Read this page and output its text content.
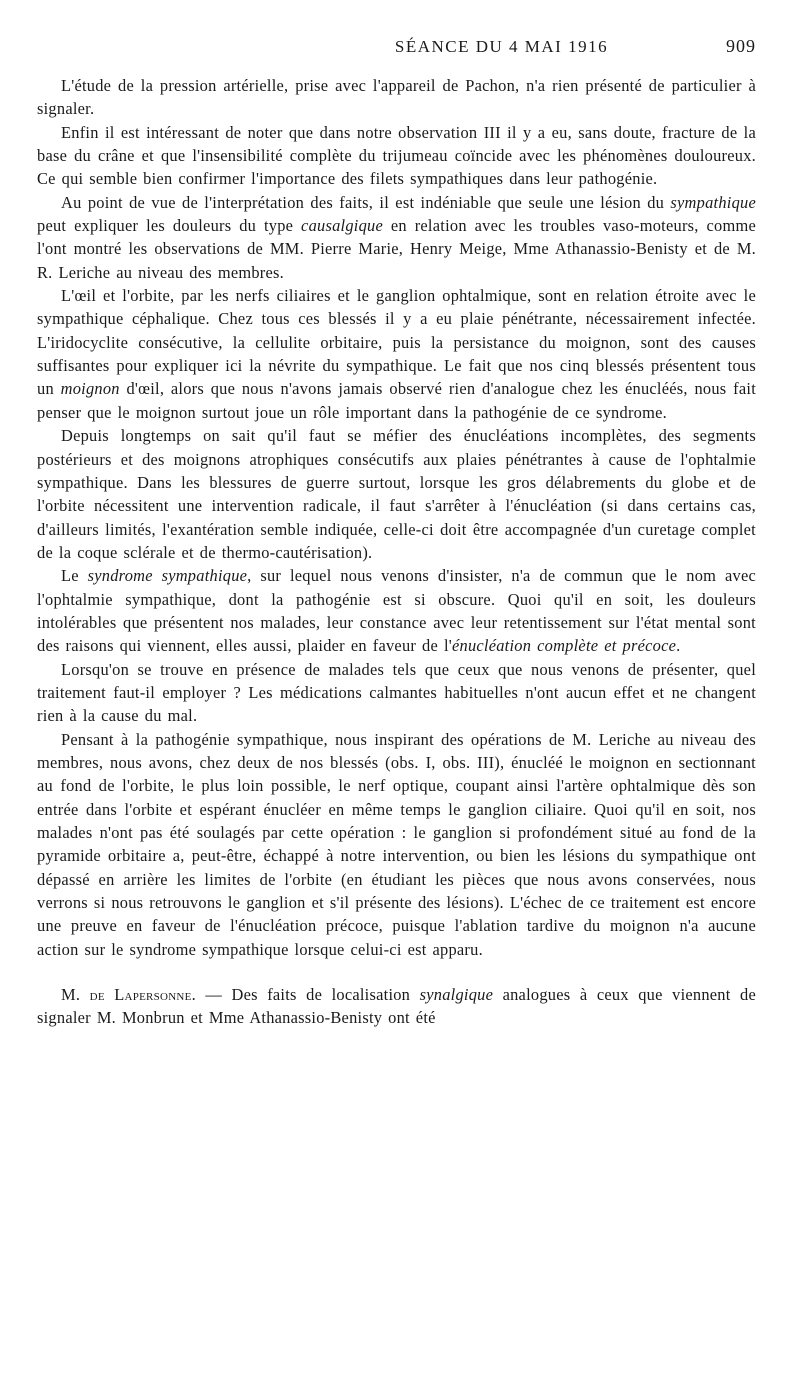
SÉANCE DU 4 MAI 1916	909

L'étude de la pression artérielle, prise avec l'appareil de Pachon, n'a rien présenté de particulier à signaler.

Enfin il est intéressant de noter que dans notre observation III il y a eu, sans doute, fracture de la base du crâne et que l'insensibilité complète du trijumeau coïncide avec les phénomènes douloureux. Ce qui semble bien confirmer l'importance des filets sympathiques dans leur pathogénie.

Au point de vue de l'interprétation des faits, il est indéniable que seule une lésion du sympathique peut expliquer les douleurs du type causalgique en relation avec les troubles vaso-moteurs, comme l'ont montré les observations de MM. Pierre Marie, Henry Meige, Mme Athanassio-Benisty et de M. R. Leriche au niveau des membres.

L'œil et l'orbite, par les nerfs ciliaires et le ganglion ophtalmique, sont en relation étroite avec le sympathique céphalique. Chez tous ces blessés il y a eu plaie pénétrante, nécessairement infectée. L'iridocyclite consécutive, la cellulite orbitaire, puis la persistance du moignon, sont des causes suffisantes pour expliquer ici la névrite du sympathique. Le fait que nos cinq blessés présentent tous un moignon d'œil, alors que nous n'avons jamais observé rien d'analogue chez les énucléés, nous fait penser que le moignon surtout joue un rôle important dans la pathogénie de ce syndrome.

Depuis longtemps on sait qu'il faut se méfier des énucléations incomplètes, des segments postérieurs et des moignons atrophiques consécutifs aux plaies pénétrantes à cause de l'ophtalmie sympathique. Dans les blessures de guerre surtout, lorsque les gros délabrements du globe et de l'orbite nécessitent une intervention radicale, il faut s'arrêter à l'énucléation (si dans certains cas, d'ailleurs limités, l'exantération semble indiquée, celle-ci doit être accompagnée d'un curetage complet de la coque sclérale et de thermo-cautérisation).

Le syndrome sympathique, sur lequel nous venons d'insister, n'a de commun que le nom avec l'ophtalmie sympathique, dont la pathogénie est si obscure. Quoi qu'il en soit, les douleurs intolérables que présentent nos malades, leur constance avec leur retentissement sur l'état mental sont des raisons qui viennent, elles aussi, plaider en faveur de l'énucléation complète et précoce.

Lorsqu'on se trouve en présence de malades tels que ceux que nous venons de présenter, quel traitement faut-il employer ? Les médications calmantes habituelles n'ont aucun effet et ne changent rien à la cause du mal.

Pensant à la pathogénie sympathique, nous inspirant des opérations de M. Leriche au niveau des membres, nous avons, chez deux de nos blessés (obs. I, obs. III), énucléé le moignon en sectionnant au fond de l'orbite, le plus loin possible, le nerf optique, coupant ainsi l'artère ophtalmique dès son entrée dans l'orbite et espérant énucléer en même temps le ganglion ciliaire. Quoi qu'il en soit, nos malades n'ont pas été soulagés par cette opération : le ganglion si profondément situé au fond de la pyramide orbitaire a, peut-être, échappé à notre intervention, ou bien les lésions du sympathique ont dépassé en arrière les limites de l'orbite (en étudiant les pièces que nous avons conservées, nous verrons si nous retrouvons le ganglion et s'il présente des lésions). L'échec de ce traitement est encore une preuve en faveur de l'énucléation précoce, puisque l'ablation tardive du moignon n'a aucune action sur le syndrome sympathique lorsque celui-ci est apparu.

M. de Lapersonne. — Des faits de localisation synalgique analogues à ceux que viennent de signaler M. Monbrun et Mme Athanassio-Benisty ont été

▶ [Problem]: Reproduce each line exactly as it appears, omitting the pictures.

▶ [Solution to this problem]:
Read this page and output its text content.
SÉANCE DU 4 MAI 1916	909

L'étude de la pression artérielle, prise avec l'appareil de Pachon, n'a rien présenté de particulier à signaler.

Enfin il est intéressant de noter que dans notre observation III il y a eu, sans doute, fracture de la base du crâne et que l'insensibilité complète du trijumeau coïncide avec les phénomènes douloureux. Ce qui semble bien confirmer l'importance des filets sympathiques dans leur pathogénie.

Au point de vue de l'interprétation des faits, il est indéniable que seule une lésion du sympathique peut expliquer les douleurs du type causalgique en relation avec les troubles vaso-moteurs, comme l'ont montré les observations de MM. Pierre Marie, Henry Meige, Mme Athanassio-Benisty et de M. R. Leriche au niveau des membres.

L'œil et l'orbite, par les nerfs ciliaires et le ganglion ophtalmique, sont en relation étroite avec le sympathique céphalique. Chez tous ces blessés il y a eu plaie pénétrante, nécessairement infectée. L'iridocyclite consécutive, la cellulite orbitaire, puis la persistance du moignon, sont des causes suffisantes pour expliquer ici la névrite du sympathique. Le fait que nos cinq blessés présentent tous un moignon d'œil, alors que nous n'avons jamais observé rien d'analogue chez les énucléés, nous fait penser que le moignon surtout joue un rôle important dans la pathogénie de ce syndrome.

Depuis longtemps on sait qu'il faut se méfier des énucléations incomplètes, des segments postérieurs et des moignons atrophiques consécutifs aux plaies pénétrantes à cause de l'ophtalmie sympathique. Dans les blessures de guerre surtout, lorsque les gros délabrements du globe et de l'orbite nécessitent une intervention radicale, il faut s'arrêter à l'énucléation (si dans certains cas, d'ailleurs limités, l'exantération semble indiquée, celle-ci doit être accompagnée d'un curetage complet de la coque sclérale et de thermo-cautérisation).

Le syndrome sympathique, sur lequel nous venons d'insister, n'a de commun que le nom avec l'ophtalmie sympathique, dont la pathogénie est si obscure. Quoi qu'il en soit, les douleurs intolérables que présentent nos malades, leur constance avec leur retentissement sur l'état mental sont des raisons qui viennent, elles aussi, plaider en faveur de l'énucléation complète et précoce.

Lorsqu'on se trouve en présence de malades tels que ceux que nous venons de présenter, quel traitement faut-il employer ? Les médications calmantes habituelles n'ont aucun effet et ne changent rien à la cause du mal.

Pensant à la pathogénie sympathique, nous inspirant des opérations de M. Leriche au niveau des membres, nous avons, chez deux de nos blessés (obs. I, obs. III), énucléé le moignon en sectionnant au fond de l'orbite, le plus loin possible, le nerf optique, coupant ainsi l'artère ophtalmique dès son entrée dans l'orbite et espérant énucléer en même temps le ganglion ciliaire. Quoi qu'il en soit, nos malades n'ont pas été soulagés par cette opération : le ganglion si profondément situé au fond de la pyramide orbitaire a, peut-être, échappé à notre intervention, ou bien les lésions du sympathique ont dépassé en arrière les limites de l'orbite (en étudiant les pièces que nous avons conservées, nous verrons si nous retrouvons le ganglion et s'il présente des lésions). L'échec de ce traitement est encore une preuve en faveur de l'énucléation précoce, puisque l'ablation tardive du moignon n'a aucune action sur le syndrome sympathique lorsque celui-ci est apparu.

M. de Lapersonne. — Des faits de localisation synalgique analogues à ceux que viennent de signaler M. Monbrun et Mme Athanassio-Benisty ont été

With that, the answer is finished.